# REQUIRED WORK:
Copy out lines with the word "Enable" from the material that follows.

# DATA ENTRIES:
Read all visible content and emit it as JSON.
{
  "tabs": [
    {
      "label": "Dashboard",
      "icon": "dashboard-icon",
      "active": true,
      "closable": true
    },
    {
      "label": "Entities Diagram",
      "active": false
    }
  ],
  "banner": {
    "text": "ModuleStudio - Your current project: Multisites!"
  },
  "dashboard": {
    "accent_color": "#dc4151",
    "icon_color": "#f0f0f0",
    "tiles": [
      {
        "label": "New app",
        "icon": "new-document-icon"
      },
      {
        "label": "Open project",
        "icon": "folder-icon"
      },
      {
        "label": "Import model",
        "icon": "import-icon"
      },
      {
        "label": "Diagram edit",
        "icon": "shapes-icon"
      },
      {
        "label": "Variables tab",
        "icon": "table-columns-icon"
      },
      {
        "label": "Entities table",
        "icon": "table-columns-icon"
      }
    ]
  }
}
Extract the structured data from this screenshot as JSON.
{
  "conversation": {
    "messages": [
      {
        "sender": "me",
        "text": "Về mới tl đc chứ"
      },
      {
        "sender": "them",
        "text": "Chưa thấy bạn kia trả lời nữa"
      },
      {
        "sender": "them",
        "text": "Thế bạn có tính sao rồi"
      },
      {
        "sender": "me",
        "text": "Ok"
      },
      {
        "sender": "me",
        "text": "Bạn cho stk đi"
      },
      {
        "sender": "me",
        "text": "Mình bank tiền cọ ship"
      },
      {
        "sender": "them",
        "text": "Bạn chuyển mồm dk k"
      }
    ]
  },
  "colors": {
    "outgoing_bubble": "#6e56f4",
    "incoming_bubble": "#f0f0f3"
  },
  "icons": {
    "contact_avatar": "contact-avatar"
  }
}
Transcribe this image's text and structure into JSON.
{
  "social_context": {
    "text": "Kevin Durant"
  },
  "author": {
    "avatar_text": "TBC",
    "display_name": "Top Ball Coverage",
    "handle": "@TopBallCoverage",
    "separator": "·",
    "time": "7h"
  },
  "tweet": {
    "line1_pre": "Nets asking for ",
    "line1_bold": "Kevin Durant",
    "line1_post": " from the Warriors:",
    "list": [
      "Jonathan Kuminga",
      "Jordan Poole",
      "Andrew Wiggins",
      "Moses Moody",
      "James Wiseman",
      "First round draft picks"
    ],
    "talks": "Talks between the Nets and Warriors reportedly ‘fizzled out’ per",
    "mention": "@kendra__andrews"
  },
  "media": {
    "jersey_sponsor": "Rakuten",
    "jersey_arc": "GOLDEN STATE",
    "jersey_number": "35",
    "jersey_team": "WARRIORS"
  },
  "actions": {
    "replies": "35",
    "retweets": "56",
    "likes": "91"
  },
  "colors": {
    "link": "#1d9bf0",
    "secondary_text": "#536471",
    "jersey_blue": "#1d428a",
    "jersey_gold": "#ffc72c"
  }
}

--

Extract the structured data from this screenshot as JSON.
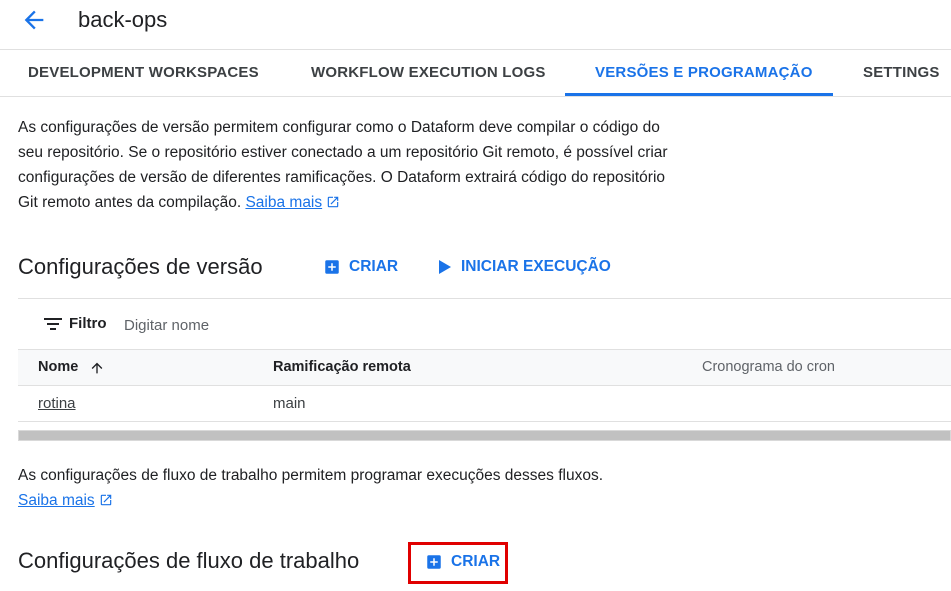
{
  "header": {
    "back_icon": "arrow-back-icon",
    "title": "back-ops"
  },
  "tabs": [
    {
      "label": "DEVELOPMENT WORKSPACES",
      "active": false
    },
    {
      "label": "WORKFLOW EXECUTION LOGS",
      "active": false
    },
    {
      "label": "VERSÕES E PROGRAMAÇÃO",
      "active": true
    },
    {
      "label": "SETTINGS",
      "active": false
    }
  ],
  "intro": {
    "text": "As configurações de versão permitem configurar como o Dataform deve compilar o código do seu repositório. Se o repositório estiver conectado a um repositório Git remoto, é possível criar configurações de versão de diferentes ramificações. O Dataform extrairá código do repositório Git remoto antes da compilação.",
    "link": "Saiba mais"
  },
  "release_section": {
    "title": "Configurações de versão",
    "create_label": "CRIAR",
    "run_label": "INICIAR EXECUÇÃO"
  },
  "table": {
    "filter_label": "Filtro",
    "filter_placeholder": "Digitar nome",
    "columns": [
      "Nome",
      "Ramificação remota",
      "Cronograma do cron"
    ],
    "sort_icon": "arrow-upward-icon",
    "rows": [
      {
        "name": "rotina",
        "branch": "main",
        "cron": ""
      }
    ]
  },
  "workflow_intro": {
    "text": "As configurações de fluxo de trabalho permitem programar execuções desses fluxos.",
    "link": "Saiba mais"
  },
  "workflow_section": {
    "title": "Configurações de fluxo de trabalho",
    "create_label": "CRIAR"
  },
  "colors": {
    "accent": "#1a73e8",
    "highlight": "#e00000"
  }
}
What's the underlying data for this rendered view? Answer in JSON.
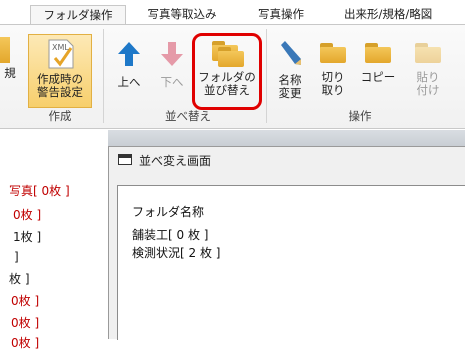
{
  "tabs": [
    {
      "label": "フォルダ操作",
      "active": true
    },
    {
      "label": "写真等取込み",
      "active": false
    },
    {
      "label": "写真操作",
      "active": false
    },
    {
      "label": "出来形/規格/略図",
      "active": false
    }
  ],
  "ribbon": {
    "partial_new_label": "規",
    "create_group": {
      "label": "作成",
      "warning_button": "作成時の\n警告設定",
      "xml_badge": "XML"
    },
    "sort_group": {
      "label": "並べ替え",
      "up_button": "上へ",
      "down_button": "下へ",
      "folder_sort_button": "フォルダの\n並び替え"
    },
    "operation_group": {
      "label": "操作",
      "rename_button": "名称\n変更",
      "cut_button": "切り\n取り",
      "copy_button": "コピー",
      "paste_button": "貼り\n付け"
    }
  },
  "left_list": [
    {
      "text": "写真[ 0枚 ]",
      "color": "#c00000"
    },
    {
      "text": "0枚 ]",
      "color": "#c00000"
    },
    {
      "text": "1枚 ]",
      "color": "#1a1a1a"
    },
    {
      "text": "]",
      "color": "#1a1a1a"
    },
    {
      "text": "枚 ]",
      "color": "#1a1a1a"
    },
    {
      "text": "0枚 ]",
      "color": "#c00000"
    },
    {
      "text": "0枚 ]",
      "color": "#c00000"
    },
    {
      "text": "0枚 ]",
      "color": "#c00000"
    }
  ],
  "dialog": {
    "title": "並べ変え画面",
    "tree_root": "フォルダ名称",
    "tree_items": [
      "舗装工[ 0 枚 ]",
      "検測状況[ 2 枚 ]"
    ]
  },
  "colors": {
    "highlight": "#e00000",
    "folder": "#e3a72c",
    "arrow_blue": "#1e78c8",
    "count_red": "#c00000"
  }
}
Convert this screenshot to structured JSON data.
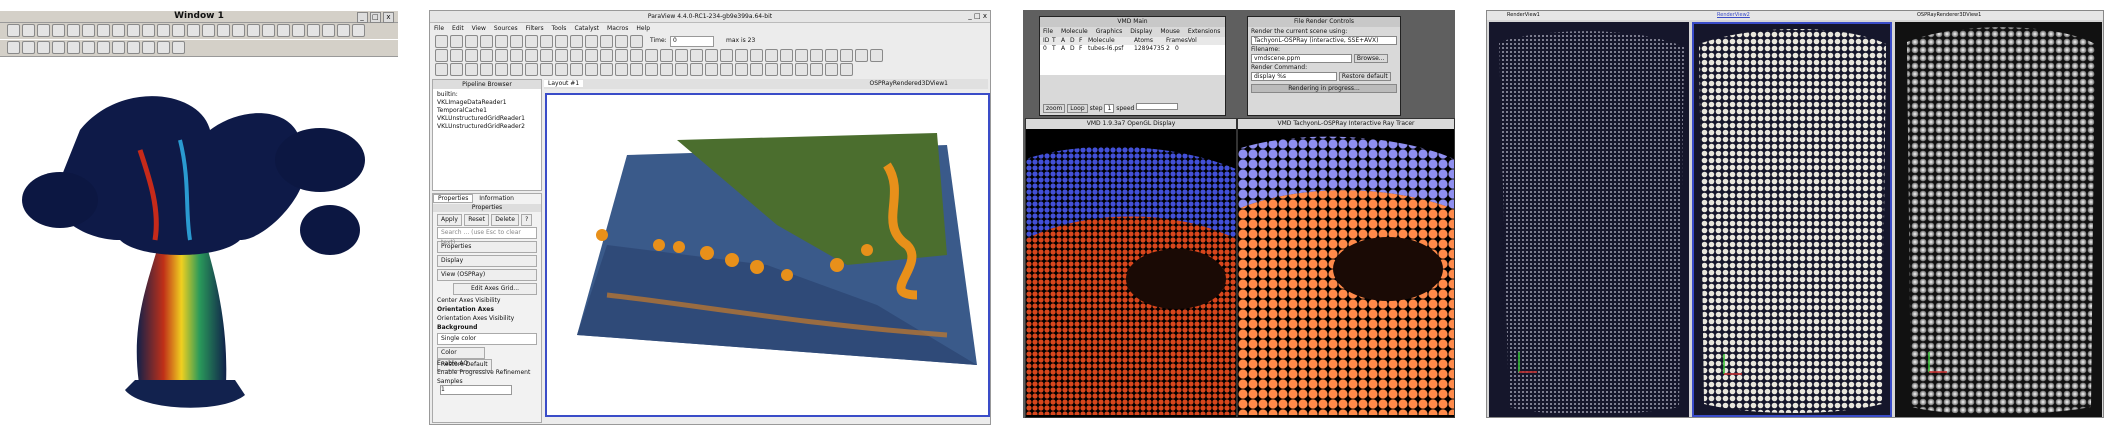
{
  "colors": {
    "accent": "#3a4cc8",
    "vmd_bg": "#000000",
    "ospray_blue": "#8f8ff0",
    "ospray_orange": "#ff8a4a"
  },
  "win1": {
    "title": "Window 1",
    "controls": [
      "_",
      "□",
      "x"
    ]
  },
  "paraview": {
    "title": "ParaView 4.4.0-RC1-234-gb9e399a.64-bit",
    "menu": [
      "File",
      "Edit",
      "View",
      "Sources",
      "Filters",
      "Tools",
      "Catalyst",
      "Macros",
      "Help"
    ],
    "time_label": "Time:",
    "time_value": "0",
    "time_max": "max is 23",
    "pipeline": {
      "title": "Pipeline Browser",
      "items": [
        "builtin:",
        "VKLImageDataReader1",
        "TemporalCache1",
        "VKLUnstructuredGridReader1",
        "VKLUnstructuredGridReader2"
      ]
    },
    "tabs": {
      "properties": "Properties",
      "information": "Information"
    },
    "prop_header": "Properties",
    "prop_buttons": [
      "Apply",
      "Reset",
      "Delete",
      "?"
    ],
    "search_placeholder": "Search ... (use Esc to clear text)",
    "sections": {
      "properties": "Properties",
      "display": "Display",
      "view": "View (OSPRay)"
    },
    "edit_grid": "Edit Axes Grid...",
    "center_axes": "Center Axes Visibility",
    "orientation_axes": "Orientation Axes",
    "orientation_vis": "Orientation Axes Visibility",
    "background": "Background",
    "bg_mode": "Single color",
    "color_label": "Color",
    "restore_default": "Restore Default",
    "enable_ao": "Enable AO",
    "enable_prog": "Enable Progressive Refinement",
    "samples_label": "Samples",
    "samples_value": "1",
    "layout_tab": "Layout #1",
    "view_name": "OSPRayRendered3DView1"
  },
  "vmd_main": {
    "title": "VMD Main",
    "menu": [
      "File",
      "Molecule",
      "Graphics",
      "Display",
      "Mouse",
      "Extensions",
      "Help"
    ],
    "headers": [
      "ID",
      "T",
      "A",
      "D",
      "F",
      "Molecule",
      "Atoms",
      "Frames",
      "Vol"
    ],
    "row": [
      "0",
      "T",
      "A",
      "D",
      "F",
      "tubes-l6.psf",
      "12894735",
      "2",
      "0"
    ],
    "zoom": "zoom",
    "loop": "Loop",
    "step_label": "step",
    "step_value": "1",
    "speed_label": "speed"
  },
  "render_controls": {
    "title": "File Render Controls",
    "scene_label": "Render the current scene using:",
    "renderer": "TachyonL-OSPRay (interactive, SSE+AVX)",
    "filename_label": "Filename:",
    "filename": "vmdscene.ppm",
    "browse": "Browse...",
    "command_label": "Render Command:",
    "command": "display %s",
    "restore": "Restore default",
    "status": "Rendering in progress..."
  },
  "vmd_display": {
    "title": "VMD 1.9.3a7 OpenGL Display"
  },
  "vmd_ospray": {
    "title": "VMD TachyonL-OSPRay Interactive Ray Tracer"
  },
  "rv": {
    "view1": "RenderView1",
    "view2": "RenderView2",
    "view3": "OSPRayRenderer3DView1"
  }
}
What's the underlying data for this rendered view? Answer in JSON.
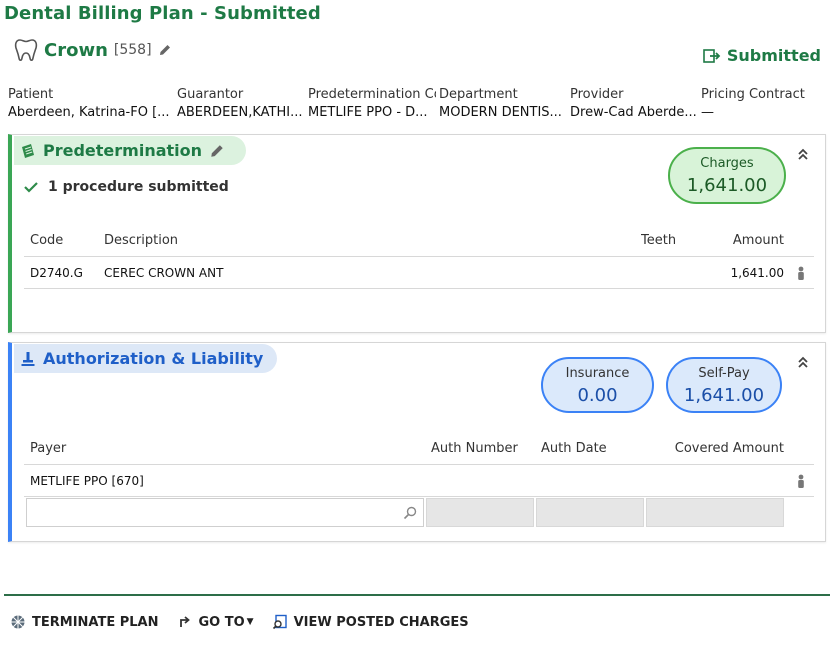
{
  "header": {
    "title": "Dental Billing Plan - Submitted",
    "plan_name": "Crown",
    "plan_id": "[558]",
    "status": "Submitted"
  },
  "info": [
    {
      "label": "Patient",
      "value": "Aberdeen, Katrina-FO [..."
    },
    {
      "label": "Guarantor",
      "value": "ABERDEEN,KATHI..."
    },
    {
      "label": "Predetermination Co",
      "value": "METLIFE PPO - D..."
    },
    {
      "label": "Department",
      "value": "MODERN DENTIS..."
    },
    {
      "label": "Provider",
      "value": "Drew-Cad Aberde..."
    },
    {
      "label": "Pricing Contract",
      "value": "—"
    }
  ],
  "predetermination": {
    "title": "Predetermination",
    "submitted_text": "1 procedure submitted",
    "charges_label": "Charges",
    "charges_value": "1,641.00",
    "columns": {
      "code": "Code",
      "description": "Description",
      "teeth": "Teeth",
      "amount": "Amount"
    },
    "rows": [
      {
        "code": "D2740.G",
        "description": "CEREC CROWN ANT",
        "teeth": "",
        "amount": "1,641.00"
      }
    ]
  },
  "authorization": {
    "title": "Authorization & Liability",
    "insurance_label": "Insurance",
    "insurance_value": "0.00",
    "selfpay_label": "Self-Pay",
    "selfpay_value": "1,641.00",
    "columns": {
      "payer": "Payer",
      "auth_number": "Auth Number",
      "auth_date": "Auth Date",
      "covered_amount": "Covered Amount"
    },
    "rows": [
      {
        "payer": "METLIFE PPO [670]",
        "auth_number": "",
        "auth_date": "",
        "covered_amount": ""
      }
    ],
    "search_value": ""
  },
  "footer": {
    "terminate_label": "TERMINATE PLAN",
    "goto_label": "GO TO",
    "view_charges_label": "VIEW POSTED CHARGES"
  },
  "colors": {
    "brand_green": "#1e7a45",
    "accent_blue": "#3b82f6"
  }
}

# SOLUTION TO THE PROBLEM:
    "enable_ao": "Enable AO",
    "enable_prog": "Enable Progressive Refinement",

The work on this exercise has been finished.